## [Stated problem]
Can you give all the records again without altering a single character?

* START *

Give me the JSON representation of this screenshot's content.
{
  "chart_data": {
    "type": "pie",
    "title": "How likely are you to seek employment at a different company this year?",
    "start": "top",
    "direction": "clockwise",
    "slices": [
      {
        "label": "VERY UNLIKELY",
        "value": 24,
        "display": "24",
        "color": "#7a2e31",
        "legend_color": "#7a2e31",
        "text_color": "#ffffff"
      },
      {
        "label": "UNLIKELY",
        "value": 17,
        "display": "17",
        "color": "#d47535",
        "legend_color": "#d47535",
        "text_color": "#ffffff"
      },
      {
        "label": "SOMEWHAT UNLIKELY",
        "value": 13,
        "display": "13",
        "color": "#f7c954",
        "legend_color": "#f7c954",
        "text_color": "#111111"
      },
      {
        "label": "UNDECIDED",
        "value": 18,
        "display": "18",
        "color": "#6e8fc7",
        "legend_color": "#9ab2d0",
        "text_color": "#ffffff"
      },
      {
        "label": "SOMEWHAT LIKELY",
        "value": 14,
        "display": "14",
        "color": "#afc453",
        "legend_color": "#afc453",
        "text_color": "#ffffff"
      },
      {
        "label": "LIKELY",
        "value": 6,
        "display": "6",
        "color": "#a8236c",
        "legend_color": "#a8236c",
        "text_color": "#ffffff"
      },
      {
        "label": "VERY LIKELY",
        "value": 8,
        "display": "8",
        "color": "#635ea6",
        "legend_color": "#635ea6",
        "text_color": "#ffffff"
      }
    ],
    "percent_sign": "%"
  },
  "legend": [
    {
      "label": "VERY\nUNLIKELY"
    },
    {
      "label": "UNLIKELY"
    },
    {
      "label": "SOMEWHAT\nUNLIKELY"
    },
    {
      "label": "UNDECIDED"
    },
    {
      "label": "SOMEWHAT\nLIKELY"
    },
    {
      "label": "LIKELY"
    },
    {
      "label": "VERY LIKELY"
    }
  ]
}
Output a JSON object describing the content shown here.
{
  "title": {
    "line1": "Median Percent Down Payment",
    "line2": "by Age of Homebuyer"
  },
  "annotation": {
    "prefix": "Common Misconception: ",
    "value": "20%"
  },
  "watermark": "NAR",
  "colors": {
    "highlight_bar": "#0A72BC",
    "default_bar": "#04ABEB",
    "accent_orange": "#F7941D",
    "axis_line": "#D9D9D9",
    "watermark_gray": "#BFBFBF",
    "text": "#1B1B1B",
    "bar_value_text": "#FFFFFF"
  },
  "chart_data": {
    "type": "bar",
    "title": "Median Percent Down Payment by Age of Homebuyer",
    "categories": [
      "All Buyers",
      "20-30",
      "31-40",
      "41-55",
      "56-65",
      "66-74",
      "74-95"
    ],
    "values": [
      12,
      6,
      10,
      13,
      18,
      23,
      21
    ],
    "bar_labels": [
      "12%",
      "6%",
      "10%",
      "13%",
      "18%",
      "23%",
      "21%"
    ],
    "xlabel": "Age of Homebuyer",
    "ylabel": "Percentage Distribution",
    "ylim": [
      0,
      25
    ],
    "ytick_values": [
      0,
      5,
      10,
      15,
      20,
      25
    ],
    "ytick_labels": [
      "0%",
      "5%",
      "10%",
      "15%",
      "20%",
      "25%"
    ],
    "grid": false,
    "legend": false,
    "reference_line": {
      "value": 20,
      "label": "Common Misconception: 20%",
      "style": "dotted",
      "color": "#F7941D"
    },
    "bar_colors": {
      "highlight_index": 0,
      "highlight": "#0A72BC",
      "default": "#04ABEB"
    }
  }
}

* END *

## [Solution for this task]
Give me the JSON representation of this screenshot's content.
{
  "chart_data": {
    "type": "pie",
    "title": "How likely are you to seek employment at a different company this year?",
    "start": "top",
    "direction": "clockwise",
    "slices": [
      {
        "label": "VERY UNLIKELY",
        "value": 24,
        "display": "24",
        "color": "#7a2e31",
        "legend_color": "#7a2e31",
        "text_color": "#ffffff"
      },
      {
        "label": "UNLIKELY",
        "value": 17,
        "display": "17",
        "color": "#d47535",
        "legend_color": "#d47535",
        "text_color": "#ffffff"
      },
      {
        "label": "SOMEWHAT UNLIKELY",
        "value": 13,
        "display": "13",
        "color": "#f7c954",
        "legend_color": "#f7c954",
        "text_color": "#111111"
      },
      {
        "label": "UNDECIDED",
        "value": 18,
        "display": "18",
        "color": "#6e8fc7",
        "legend_color": "#9ab2d0",
        "text_color": "#ffffff"
      },
      {
        "label": "SOMEWHAT LIKELY",
        "value": 14,
        "display": "14",
        "color": "#afc453",
        "legend_color": "#afc453",
        "text_color": "#ffffff"
      },
      {
        "label": "LIKELY",
        "value": 6,
        "display": "6",
        "color": "#a8236c",
        "legend_color": "#a8236c",
        "text_color": "#ffffff"
      },
      {
        "label": "VERY LIKELY",
        "value": 8,
        "display": "8",
        "color": "#635ea6",
        "legend_color": "#635ea6",
        "text_color": "#ffffff"
      }
    ],
    "percent_sign": "%"
  },
  "legend": [
    {
      "label": "VERY\nUNLIKELY"
    },
    {
      "label": "UNLIKELY"
    },
    {
      "label": "SOMEWHAT\nUNLIKELY"
    },
    {
      "label": "UNDECIDED"
    },
    {
      "label": "SOMEWHAT\nLIKELY"
    },
    {
      "label": "LIKELY"
    },
    {
      "label": "VERY LIKELY"
    }
  ]
}
Output a JSON object describing the content shown here.
{
  "title": {
    "line1": "Median Percent Down Payment",
    "line2": "by Age of Homebuyer"
  },
  "annotation": {
    "prefix": "Common Misconception: ",
    "value": "20%"
  },
  "watermark": "NAR",
  "colors": {
    "highlight_bar": "#0A72BC",
    "default_bar": "#04ABEB",
    "accent_orange": "#F7941D",
    "axis_line": "#D9D9D9",
    "watermark_gray": "#BFBFBF",
    "text": "#1B1B1B",
    "bar_value_text": "#FFFFFF"
  },
  "chart_data": {
    "type": "bar",
    "title": "Median Percent Down Payment by Age of Homebuyer",
    "categories": [
      "All Buyers",
      "20-30",
      "31-40",
      "41-55",
      "56-65",
      "66-74",
      "74-95"
    ],
    "values": [
      12,
      6,
      10,
      13,
      18,
      23,
      21
    ],
    "bar_labels": [
      "12%",
      "6%",
      "10%",
      "13%",
      "18%",
      "23%",
      "21%"
    ],
    "xlabel": "Age of Homebuyer",
    "ylabel": "Percentage Distribution",
    "ylim": [
      0,
      25
    ],
    "ytick_values": [
      0,
      5,
      10,
      15,
      20,
      25
    ],
    "ytick_labels": [
      "0%",
      "5%",
      "10%",
      "15%",
      "20%",
      "25%"
    ],
    "grid": false,
    "legend": false,
    "reference_line": {
      "value": 20,
      "label": "Common Misconception: 20%",
      "style": "dotted",
      "color": "#F7941D"
    },
    "bar_colors": {
      "highlight_index": 0,
      "highlight": "#0A72BC",
      "default": "#04ABEB"
    }
  }
}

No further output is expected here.